## WHAT TO PRODUCE
Show each line from the listing that includes the word "title".

[Raw records]
------

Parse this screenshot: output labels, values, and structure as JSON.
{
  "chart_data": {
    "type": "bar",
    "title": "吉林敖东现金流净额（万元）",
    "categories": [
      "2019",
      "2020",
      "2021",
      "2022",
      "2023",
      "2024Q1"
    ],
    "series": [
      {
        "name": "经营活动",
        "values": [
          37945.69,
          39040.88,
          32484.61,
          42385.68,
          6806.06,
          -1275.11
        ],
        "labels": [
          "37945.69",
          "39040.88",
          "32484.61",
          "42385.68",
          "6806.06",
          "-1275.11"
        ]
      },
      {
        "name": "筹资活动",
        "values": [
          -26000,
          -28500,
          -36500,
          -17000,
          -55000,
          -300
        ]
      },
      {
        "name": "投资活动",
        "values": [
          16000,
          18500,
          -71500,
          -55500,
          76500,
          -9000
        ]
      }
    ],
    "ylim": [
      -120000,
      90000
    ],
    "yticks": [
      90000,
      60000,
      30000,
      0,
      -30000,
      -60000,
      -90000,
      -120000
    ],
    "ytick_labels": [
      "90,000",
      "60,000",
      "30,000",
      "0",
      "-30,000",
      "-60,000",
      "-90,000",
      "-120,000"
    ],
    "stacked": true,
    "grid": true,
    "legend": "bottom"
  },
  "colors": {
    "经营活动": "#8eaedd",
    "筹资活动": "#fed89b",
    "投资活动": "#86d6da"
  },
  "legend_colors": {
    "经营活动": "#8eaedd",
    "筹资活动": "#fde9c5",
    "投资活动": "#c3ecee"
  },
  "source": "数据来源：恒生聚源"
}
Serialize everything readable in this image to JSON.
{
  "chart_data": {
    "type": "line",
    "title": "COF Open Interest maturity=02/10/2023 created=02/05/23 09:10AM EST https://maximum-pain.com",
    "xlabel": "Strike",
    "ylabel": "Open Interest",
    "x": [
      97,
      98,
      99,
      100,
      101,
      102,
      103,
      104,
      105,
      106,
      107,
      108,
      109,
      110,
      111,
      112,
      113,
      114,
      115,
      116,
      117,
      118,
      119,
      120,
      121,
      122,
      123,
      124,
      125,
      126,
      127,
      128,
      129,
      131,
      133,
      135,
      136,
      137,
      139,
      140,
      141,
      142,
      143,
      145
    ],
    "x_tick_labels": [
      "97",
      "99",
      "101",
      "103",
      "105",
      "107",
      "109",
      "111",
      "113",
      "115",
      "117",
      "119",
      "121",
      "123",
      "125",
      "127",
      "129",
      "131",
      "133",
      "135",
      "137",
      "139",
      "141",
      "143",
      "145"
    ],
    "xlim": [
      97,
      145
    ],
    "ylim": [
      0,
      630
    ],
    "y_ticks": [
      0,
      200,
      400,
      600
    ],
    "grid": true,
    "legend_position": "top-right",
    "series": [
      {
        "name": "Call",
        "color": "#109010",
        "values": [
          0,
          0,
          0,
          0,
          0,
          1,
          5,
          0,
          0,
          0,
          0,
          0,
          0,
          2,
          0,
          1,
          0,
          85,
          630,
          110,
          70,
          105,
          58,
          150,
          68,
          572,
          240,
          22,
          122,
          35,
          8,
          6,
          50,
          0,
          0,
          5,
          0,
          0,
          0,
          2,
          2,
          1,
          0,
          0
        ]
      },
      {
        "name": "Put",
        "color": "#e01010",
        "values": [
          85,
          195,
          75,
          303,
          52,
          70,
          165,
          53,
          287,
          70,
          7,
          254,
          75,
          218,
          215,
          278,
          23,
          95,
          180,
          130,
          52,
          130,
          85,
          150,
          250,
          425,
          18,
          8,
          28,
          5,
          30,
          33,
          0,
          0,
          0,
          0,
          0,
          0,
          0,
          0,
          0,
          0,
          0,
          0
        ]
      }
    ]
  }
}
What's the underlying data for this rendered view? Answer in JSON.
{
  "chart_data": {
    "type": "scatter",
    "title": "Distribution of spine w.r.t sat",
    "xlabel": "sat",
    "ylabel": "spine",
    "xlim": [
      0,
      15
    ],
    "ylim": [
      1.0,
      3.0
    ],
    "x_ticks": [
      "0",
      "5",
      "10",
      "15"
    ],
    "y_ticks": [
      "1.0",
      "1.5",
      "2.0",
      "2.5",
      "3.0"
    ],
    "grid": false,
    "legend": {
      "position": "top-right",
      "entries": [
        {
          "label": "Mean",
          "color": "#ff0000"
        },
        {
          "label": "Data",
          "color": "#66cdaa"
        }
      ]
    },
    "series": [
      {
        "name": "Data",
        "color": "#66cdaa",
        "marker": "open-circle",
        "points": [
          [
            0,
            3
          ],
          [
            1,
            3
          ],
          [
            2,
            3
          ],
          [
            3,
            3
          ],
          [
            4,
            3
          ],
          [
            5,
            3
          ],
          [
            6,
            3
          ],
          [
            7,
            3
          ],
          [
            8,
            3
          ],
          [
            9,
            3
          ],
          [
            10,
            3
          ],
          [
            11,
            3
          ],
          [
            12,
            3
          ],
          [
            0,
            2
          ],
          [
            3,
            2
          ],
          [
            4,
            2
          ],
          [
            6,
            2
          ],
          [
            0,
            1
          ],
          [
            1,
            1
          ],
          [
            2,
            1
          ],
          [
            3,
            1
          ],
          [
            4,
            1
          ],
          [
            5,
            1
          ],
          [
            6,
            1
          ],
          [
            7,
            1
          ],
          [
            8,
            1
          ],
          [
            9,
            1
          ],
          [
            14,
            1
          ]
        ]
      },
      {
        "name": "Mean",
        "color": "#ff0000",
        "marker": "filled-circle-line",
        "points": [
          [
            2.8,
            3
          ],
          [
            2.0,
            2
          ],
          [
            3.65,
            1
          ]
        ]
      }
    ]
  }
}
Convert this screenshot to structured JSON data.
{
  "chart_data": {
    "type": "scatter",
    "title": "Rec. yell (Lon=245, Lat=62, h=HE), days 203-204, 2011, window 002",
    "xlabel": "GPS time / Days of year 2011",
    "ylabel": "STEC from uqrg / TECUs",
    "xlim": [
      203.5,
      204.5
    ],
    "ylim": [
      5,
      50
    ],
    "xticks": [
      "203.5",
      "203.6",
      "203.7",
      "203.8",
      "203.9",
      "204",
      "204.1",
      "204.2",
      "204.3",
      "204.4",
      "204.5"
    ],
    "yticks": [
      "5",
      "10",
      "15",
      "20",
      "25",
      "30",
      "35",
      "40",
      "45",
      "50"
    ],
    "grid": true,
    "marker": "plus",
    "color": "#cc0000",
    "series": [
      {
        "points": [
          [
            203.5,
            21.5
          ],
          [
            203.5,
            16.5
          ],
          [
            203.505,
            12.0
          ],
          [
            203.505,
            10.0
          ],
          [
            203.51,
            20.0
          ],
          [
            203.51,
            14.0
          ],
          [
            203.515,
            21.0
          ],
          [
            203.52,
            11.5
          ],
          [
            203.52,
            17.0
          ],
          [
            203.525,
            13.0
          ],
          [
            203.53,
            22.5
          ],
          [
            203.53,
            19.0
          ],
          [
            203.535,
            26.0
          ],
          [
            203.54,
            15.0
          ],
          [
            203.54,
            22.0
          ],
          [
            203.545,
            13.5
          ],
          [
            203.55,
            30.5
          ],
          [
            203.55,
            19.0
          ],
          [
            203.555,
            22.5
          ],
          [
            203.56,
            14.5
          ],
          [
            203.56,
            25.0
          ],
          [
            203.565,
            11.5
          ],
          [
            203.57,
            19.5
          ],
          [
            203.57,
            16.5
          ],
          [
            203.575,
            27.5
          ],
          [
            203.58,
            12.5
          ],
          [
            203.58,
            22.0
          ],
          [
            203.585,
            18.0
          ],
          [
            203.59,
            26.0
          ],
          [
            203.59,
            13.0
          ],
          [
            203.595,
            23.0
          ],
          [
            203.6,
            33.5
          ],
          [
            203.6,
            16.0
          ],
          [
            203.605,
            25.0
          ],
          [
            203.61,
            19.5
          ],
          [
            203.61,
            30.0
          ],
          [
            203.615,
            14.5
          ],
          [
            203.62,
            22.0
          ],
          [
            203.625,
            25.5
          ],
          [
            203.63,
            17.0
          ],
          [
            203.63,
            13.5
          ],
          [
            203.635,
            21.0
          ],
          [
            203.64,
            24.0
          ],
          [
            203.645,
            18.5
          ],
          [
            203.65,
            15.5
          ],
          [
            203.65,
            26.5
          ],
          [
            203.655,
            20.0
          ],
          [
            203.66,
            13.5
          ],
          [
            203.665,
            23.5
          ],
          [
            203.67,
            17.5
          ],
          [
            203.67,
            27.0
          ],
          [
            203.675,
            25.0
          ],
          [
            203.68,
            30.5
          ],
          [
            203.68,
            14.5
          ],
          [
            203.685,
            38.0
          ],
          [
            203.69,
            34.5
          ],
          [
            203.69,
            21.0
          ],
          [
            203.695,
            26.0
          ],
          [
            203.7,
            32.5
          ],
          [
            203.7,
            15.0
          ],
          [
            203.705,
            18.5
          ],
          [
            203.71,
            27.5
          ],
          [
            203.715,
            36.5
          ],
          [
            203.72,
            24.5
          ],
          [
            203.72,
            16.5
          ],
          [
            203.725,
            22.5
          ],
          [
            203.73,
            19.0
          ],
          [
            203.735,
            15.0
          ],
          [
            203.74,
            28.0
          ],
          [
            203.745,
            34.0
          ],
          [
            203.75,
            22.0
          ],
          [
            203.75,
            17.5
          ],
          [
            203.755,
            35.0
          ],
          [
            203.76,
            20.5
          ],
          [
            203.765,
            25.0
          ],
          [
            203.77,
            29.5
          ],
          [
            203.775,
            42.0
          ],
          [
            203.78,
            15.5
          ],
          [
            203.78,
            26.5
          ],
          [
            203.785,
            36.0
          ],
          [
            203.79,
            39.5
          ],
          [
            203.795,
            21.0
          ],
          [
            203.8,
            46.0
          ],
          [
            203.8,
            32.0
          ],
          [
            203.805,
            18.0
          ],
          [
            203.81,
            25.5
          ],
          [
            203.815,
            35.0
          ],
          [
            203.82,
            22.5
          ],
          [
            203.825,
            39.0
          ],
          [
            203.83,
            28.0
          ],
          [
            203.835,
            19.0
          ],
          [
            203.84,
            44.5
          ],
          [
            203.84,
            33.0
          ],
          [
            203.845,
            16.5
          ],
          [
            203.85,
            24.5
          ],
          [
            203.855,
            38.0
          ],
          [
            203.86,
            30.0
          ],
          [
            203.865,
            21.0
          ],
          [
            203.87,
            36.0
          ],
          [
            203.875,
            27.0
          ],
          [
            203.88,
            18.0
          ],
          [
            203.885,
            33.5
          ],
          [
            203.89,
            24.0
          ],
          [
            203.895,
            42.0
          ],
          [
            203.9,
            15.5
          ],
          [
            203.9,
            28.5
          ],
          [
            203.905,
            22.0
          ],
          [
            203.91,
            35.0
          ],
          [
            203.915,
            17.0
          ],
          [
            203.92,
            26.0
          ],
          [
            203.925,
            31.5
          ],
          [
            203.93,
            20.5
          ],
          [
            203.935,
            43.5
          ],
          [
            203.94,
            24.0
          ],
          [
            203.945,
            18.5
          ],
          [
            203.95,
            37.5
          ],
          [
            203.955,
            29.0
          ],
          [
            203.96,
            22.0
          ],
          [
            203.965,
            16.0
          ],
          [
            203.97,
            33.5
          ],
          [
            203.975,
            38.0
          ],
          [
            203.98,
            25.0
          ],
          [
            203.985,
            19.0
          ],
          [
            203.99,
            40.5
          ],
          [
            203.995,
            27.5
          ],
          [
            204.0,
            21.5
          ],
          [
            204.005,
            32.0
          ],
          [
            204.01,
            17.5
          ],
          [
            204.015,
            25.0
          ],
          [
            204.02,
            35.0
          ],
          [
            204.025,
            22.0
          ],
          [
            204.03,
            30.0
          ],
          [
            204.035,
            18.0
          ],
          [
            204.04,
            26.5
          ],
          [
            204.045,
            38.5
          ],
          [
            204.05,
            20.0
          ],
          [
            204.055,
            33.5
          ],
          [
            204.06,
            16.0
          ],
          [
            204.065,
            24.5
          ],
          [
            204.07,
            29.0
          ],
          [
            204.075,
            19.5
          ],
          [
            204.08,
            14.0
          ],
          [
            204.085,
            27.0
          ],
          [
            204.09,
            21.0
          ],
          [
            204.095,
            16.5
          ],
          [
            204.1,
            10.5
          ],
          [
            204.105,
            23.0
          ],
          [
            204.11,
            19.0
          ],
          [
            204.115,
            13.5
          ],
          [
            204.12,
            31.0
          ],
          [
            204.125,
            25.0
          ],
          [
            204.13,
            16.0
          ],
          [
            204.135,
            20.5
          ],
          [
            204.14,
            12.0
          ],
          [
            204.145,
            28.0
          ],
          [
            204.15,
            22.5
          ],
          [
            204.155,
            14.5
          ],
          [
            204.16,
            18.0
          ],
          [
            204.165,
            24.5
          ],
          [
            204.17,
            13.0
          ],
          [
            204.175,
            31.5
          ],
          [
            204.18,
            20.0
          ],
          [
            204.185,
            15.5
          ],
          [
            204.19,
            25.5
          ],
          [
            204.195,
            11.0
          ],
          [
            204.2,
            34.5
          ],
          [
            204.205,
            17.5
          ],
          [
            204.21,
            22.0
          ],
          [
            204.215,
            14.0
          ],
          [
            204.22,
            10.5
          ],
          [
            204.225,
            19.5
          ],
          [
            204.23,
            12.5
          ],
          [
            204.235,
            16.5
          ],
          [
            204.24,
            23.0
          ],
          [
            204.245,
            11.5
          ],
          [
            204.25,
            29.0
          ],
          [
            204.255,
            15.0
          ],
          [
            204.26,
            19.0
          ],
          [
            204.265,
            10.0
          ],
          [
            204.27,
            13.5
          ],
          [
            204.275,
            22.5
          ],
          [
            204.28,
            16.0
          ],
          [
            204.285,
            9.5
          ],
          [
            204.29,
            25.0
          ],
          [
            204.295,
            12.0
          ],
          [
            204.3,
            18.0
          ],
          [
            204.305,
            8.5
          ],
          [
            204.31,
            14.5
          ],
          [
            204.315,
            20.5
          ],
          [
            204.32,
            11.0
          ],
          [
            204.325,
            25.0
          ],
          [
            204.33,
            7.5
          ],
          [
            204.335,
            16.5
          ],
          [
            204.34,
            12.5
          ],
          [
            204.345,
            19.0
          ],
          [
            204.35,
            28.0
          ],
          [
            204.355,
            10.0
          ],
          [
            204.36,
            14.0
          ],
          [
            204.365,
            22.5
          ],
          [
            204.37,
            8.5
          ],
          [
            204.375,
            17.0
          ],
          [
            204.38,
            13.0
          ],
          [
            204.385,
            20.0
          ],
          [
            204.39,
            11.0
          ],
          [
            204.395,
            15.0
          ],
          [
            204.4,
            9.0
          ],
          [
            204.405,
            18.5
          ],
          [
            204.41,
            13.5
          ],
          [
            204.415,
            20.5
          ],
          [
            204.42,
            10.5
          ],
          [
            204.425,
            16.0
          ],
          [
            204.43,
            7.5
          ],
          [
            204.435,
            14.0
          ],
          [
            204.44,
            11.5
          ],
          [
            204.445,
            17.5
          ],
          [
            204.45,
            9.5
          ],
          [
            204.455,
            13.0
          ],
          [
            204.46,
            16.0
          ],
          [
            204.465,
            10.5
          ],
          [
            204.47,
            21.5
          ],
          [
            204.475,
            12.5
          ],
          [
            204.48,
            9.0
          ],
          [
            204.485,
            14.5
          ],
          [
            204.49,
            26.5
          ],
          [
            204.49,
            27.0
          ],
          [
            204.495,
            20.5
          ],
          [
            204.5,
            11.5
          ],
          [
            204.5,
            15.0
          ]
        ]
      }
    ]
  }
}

------

## RESULT OF THIS TASK
    "title": "吉林敖东现金流净额（万元）",
    "title": "COF Open Interest maturity=02/10/2023 created=02/05/23 09:10AM EST https://maximum-pain.com",
    "title": "Distribution of spine w.r.t sat",
    "title": "Rec. yell (Lon=245, Lat=62, h=HE), days 203-204, 2011, window 002",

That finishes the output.